Only lines with the string "Heinrich" matter here; gather them from the material below.
═══ Records shown
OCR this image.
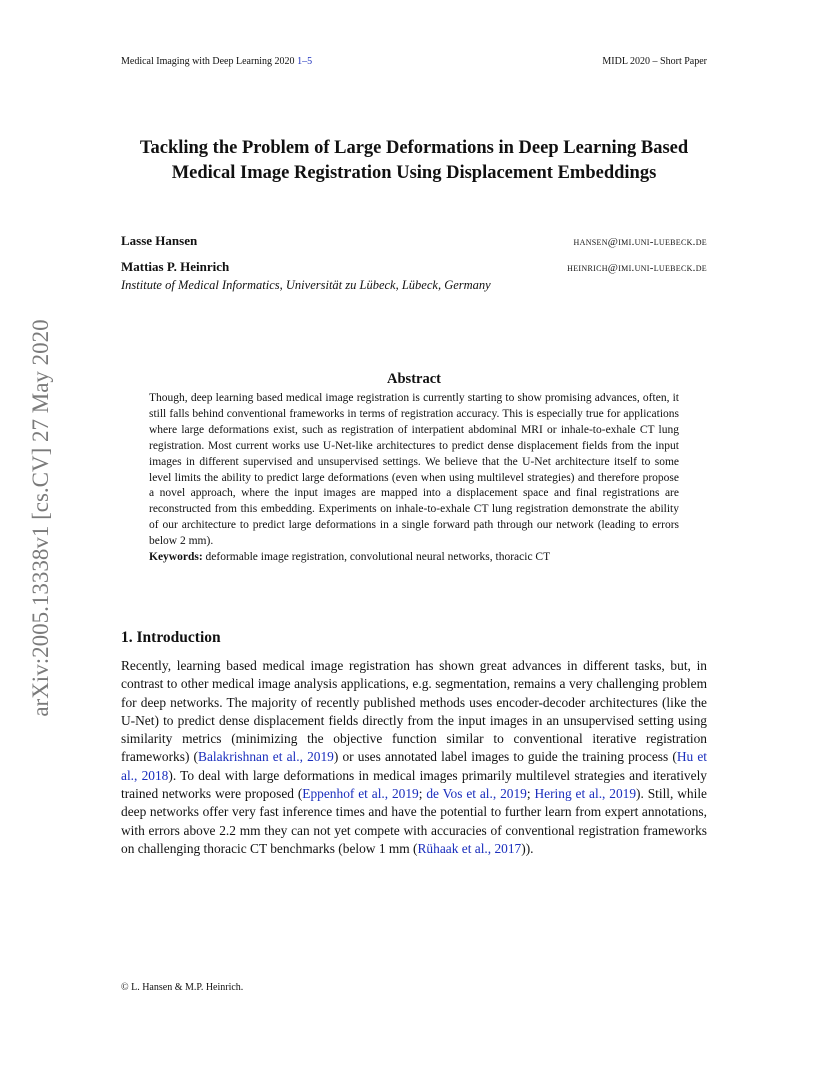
Medical Imaging with Deep Learning 2020 1–5	MIDL 2020 – Short Paper
Tackling the Problem of Large Deformations in Deep Learning Based Medical Image Registration Using Displacement Embeddings
Lasse Hansen	hansen@imi.uni-luebeck.de
Mattias P. Heinrich	heinrich@imi.uni-luebeck.de
Institute of Medical Informatics, Universität zu Lübeck, Lübeck, Germany
Abstract
Though, deep learning based medical image registration is currently starting to show promising advances, often, it still falls behind conventional frameworks in terms of registration accuracy. This is especially true for applications where large deformations exist, such as registration of interpatient abdominal MRI or inhale-to-exhale CT lung registration. Most current works use U-Net-like architectures to predict dense displacement fields from the input images in different supervised and unsupervised settings. We believe that the U-Net architecture itself to some level limits the ability to predict large deformations (even when using multilevel strategies) and therefore propose a novel approach, where the input images are mapped into a displacement space and final registrations are reconstructed from this embedding. Experiments on inhale-to-exhale CT lung registration demonstrate the ability of our architecture to predict large deformations in a single forward path through our network (leading to errors below 2 mm).
Keywords: deformable image registration, convolutional neural networks, thoracic CT
1. Introduction
Recently, learning based medical image registration has shown great advances in different tasks, but, in contrast to other medical image analysis applications, e.g. segmentation, remains a very challenging problem for deep networks. The majority of recently published methods uses encoder-decoder architectures (like the U-Net) to predict dense displacement fields directly from the input images in an unsupervised setting using similarity metrics (minimizing the objective function similar to conventional iterative registration frameworks) (Balakrishnan et al., 2019) or uses annotated label images to guide the training process (Hu et al., 2018). To deal with large deformations in medical images primarily multilevel strategies and iteratively trained networks were proposed (Eppenhof et al., 2019; de Vos et al., 2019; Hering et al., 2019). Still, while deep networks offer very fast inference times and have the potential to further learn from expert annotations, with errors above 2.2 mm they can not yet compete with accuracies of conventional registration frameworks on challenging thoracic CT benchmarks (below 1 mm (Rühaak et al., 2017)).
© L. Hansen & M.P. Heinrich.
arXiv:2005.13338v1 [cs.CV] 27 May 2020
══════
Task response:
Mattias P. Heinrich	heinrich@imi.uni-luebeck.de
© L. Hansen & M.P. Heinrich.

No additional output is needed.